===== Rows
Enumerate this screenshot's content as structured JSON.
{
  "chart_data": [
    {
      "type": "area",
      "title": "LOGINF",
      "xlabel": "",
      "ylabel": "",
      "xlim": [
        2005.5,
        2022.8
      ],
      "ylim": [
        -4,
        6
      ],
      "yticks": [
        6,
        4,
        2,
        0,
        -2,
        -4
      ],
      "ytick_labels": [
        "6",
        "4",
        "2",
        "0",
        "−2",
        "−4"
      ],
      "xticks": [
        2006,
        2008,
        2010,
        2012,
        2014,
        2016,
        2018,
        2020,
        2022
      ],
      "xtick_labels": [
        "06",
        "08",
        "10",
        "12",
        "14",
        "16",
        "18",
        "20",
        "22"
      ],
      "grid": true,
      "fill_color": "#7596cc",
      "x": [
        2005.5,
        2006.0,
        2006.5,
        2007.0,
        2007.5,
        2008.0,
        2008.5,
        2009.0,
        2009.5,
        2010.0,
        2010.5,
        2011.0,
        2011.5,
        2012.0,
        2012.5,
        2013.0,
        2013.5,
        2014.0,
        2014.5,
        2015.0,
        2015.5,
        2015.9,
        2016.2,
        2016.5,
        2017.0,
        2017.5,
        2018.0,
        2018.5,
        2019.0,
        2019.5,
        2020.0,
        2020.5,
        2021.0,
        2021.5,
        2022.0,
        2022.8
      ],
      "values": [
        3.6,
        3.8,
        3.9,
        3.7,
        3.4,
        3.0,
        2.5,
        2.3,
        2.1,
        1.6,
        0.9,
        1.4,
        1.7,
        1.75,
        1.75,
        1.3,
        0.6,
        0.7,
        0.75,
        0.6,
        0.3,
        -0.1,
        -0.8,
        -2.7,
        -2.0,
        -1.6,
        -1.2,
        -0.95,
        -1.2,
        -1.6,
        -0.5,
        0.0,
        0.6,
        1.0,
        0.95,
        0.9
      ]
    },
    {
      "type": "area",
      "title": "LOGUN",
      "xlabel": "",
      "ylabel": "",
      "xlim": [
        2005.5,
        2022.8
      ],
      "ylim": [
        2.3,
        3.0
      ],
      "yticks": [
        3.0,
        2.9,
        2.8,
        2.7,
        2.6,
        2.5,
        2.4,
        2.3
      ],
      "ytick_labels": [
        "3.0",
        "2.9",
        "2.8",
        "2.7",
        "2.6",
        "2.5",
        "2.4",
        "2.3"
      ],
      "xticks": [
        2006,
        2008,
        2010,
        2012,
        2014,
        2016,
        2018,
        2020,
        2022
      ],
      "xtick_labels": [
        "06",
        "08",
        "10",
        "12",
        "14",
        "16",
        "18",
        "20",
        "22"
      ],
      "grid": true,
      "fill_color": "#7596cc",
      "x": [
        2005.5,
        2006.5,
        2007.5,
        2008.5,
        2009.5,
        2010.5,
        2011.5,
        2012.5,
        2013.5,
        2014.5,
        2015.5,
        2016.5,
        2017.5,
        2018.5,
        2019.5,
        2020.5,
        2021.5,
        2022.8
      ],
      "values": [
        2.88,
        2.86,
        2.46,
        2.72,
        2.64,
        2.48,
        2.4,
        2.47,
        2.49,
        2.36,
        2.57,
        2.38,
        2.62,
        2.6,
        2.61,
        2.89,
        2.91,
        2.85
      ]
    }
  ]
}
==========
Task. Print the listing above in full, exactly as it is.

Full solution.
Enumerate this screenshot's content as structured JSON.
{
  "chart_data": [
    {
      "type": "area",
      "title": "LOGINF",
      "xlabel": "",
      "ylabel": "",
      "xlim": [
        2005.5,
        2022.8
      ],
      "ylim": [
        -4,
        6
      ],
      "yticks": [
        6,
        4,
        2,
        0,
        -2,
        -4
      ],
      "ytick_labels": [
        "6",
        "4",
        "2",
        "0",
        "−2",
        "−4"
      ],
      "xticks": [
        2006,
        2008,
        2010,
        2012,
        2014,
        2016,
        2018,
        2020,
        2022
      ],
      "xtick_labels": [
        "06",
        "08",
        "10",
        "12",
        "14",
        "16",
        "18",
        "20",
        "22"
      ],
      "grid": true,
      "fill_color": "#7596cc",
      "x": [
        2005.5,
        2006.0,
        2006.5,
        2007.0,
        2007.5,
        2008.0,
        2008.5,
        2009.0,
        2009.5,
        2010.0,
        2010.5,
        2011.0,
        2011.5,
        2012.0,
        2012.5,
        2013.0,
        2013.5,
        2014.0,
        2014.5,
        2015.0,
        2015.5,
        2015.9,
        2016.2,
        2016.5,
        2017.0,
        2017.5,
        2018.0,
        2018.5,
        2019.0,
        2019.5,
        2020.0,
        2020.5,
        2021.0,
        2021.5,
        2022.0,
        2022.8
      ],
      "values": [
        3.6,
        3.8,
        3.9,
        3.7,
        3.4,
        3.0,
        2.5,
        2.3,
        2.1,
        1.6,
        0.9,
        1.4,
        1.7,
        1.75,
        1.75,
        1.3,
        0.6,
        0.7,
        0.75,
        0.6,
        0.3,
        -0.1,
        -0.8,
        -2.7,
        -2.0,
        -1.6,
        -1.2,
        -0.95,
        -1.2,
        -1.6,
        -0.5,
        0.0,
        0.6,
        1.0,
        0.95,
        0.9
      ]
    },
    {
      "type": "area",
      "title": "LOGUN",
      "xlabel": "",
      "ylabel": "",
      "xlim": [
        2005.5,
        2022.8
      ],
      "ylim": [
        2.3,
        3.0
      ],
      "yticks": [
        3.0,
        2.9,
        2.8,
        2.7,
        2.6,
        2.5,
        2.4,
        2.3
      ],
      "ytick_labels": [
        "3.0",
        "2.9",
        "2.8",
        "2.7",
        "2.6",
        "2.5",
        "2.4",
        "2.3"
      ],
      "xticks": [
        2006,
        2008,
        2010,
        2012,
        2014,
        2016,
        2018,
        2020,
        2022
      ],
      "xtick_labels": [
        "06",
        "08",
        "10",
        "12",
        "14",
        "16",
        "18",
        "20",
        "22"
      ],
      "grid": true,
      "fill_color": "#7596cc",
      "x": [
        2005.5,
        2006.5,
        2007.5,
        2008.5,
        2009.5,
        2010.5,
        2011.5,
        2012.5,
        2013.5,
        2014.5,
        2015.5,
        2016.5,
        2017.5,
        2018.5,
        2019.5,
        2020.5,
        2021.5,
        2022.8
      ],
      "values": [
        2.88,
        2.86,
        2.46,
        2.72,
        2.64,
        2.48,
        2.4,
        2.47,
        2.49,
        2.36,
        2.57,
        2.38,
        2.62,
        2.6,
        2.61,
        2.89,
        2.91,
        2.85
      ]
    }
  ]
}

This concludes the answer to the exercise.